**YOUR ASSIGNMENT**: Lines with the word "title" are the answer; copy each of them from the data below.

--- --- ---

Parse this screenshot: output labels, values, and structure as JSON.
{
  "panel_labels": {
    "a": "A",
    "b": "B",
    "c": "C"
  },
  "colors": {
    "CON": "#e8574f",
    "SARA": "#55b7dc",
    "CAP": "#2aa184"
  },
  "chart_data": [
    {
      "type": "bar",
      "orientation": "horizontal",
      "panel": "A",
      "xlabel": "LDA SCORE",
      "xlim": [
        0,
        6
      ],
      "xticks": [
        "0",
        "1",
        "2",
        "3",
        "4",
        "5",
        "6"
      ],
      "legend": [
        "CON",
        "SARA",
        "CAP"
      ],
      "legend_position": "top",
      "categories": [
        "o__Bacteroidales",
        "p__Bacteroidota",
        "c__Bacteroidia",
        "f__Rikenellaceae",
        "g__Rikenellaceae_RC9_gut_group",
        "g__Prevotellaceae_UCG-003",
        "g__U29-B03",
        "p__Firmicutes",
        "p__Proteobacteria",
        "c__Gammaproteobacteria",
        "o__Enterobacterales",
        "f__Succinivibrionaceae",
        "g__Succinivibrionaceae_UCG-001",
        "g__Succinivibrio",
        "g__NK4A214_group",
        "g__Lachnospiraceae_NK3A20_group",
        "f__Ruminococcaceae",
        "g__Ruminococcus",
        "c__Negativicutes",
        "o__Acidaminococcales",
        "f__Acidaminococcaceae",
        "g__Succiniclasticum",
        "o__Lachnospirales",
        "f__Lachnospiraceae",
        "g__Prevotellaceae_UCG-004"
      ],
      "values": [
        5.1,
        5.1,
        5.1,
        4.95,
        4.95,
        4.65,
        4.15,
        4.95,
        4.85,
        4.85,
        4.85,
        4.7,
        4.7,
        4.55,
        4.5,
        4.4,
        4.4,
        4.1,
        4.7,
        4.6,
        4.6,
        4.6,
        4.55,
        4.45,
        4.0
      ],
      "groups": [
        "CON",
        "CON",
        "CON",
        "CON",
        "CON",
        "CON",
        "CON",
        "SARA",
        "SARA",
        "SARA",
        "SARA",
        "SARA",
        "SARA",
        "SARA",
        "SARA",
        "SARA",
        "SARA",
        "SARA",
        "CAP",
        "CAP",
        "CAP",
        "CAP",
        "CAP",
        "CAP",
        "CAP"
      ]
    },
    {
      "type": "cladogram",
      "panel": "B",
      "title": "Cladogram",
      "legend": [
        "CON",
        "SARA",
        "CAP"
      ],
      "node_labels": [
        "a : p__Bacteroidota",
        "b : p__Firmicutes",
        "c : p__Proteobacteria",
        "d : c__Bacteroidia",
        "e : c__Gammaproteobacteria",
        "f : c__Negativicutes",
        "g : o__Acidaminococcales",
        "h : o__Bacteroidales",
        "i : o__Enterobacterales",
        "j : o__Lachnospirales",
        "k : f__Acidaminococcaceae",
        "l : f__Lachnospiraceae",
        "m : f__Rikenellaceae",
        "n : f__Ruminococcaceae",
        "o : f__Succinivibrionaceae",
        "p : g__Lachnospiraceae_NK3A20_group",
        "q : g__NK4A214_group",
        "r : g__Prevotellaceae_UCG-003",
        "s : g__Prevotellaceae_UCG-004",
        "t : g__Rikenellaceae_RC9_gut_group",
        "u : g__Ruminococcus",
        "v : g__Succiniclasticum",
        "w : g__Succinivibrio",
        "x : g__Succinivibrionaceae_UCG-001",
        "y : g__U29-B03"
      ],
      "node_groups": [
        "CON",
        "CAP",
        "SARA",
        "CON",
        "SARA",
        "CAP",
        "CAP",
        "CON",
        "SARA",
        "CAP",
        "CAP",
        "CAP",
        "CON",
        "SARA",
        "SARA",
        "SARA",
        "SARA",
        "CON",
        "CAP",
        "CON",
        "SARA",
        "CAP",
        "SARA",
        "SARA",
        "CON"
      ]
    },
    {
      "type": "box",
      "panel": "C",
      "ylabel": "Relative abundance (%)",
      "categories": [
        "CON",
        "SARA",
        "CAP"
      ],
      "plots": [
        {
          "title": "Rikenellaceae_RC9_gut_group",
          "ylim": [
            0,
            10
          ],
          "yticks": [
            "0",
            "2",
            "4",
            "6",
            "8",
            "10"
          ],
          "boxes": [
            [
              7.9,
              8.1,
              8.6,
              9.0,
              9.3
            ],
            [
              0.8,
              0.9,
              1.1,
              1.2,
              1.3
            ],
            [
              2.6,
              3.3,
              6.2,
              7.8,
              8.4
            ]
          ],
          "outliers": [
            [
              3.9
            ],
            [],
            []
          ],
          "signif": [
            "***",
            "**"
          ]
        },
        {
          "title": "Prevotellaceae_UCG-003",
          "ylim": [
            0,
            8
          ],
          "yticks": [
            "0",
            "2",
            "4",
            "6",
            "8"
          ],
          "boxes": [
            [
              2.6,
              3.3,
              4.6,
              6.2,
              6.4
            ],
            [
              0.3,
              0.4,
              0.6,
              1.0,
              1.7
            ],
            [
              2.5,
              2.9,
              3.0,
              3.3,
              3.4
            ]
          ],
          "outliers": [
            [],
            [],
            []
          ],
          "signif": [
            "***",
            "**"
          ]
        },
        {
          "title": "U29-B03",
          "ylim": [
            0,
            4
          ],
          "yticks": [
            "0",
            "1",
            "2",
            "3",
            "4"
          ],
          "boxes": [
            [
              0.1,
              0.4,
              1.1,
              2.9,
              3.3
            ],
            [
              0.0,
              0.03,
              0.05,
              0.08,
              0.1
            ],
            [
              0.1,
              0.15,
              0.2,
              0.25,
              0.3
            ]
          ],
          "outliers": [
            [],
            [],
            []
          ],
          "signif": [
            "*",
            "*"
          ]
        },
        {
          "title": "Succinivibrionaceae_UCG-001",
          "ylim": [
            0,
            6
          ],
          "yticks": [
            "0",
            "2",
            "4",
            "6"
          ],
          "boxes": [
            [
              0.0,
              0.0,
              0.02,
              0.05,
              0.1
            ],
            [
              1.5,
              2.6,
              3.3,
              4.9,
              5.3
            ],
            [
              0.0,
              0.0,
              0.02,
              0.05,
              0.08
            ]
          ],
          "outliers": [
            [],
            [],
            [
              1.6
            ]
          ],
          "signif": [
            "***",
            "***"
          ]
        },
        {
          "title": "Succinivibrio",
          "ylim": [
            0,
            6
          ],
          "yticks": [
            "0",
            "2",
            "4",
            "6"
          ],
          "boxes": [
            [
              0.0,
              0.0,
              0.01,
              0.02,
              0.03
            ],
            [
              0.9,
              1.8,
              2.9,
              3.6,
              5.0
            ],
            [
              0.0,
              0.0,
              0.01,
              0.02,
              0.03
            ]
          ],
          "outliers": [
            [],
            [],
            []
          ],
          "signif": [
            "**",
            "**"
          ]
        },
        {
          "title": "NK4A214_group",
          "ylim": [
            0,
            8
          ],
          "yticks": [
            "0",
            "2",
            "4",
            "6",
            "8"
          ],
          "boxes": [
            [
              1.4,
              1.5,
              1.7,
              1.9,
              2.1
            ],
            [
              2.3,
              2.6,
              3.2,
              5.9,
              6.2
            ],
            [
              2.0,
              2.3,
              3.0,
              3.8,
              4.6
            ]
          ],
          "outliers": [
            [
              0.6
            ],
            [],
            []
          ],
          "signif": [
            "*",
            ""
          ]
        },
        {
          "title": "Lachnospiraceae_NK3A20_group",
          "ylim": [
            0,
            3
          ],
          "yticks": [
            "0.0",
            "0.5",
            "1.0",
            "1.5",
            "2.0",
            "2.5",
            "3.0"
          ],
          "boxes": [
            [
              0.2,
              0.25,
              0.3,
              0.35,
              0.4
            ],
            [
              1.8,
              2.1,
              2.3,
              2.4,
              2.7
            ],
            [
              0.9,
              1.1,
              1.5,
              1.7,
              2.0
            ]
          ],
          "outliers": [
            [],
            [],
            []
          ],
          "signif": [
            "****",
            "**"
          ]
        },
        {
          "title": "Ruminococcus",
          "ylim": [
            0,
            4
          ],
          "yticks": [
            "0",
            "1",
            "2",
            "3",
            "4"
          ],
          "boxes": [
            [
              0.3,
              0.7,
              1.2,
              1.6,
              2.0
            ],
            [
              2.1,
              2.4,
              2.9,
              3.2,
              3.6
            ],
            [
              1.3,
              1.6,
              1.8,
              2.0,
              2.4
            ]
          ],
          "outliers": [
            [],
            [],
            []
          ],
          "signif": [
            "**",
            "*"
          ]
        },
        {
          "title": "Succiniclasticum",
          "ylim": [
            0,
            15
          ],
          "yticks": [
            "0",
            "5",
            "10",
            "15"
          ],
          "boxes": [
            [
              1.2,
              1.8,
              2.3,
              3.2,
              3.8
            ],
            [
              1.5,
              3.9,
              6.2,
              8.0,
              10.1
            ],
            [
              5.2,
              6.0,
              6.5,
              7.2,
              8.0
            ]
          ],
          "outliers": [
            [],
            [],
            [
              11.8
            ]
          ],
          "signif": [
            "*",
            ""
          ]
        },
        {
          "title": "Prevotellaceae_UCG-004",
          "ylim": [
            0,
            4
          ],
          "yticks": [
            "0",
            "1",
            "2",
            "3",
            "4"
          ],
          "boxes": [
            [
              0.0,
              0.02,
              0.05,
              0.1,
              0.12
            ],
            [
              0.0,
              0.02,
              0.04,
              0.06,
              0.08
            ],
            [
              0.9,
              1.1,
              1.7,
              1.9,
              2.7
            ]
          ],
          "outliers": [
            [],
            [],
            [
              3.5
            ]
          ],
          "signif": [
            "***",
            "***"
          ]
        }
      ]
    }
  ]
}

--- --- ---

**WRITTEN ANSWER**:
      "title": "Cladogram",
          "title": "Rikenellaceae_RC9_gut_group",
          "title": "Prevotellaceae_UCG-003",
          "title": "U29-B03",
          "title": "Succinivibrionaceae_UCG-001",
          "title": "Succinivibrio",
          "title": "NK4A214_group",
          "title": "Lachnospiraceae_NK3A20_group",
          "title": "Ruminococcus",
          "title": "Succiniclasticum",
          "title": "Prevotellaceae_UCG-004",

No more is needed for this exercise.